╔══

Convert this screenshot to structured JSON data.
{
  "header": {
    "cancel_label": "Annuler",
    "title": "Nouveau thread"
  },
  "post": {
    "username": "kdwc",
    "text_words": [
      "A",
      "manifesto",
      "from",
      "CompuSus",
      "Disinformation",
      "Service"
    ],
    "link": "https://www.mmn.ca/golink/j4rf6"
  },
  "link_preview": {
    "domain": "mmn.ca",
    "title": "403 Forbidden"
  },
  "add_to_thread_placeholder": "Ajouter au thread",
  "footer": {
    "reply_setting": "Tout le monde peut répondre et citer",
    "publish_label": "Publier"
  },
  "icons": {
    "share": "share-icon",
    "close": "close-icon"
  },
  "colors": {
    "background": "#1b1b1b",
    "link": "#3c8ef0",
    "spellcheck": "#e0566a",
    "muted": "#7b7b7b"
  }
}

╚══

Repeat every record exactly as written, please.

• The response
Convert this screenshot to structured JSON data.
{
  "header": {
    "cancel_label": "Annuler",
    "title": "Nouveau thread"
  },
  "post": {
    "username": "kdwc",
    "text_words": [
      "A",
      "manifesto",
      "from",
      "CompuSus",
      "Disinformation",
      "Service"
    ],
    "link": "https://www.mmn.ca/golink/j4rf6"
  },
  "link_preview": {
    "domain": "mmn.ca",
    "title": "403 Forbidden"
  },
  "add_to_thread_placeholder": "Ajouter au thread",
  "footer": {
    "reply_setting": "Tout le monde peut répondre et citer",
    "publish_label": "Publier"
  },
  "icons": {
    "share": "share-icon",
    "close": "close-icon"
  },
  "colors": {
    "background": "#1b1b1b",
    "link": "#3c8ef0",
    "spellcheck": "#e0566a",
    "muted": "#7b7b7b"
  }
}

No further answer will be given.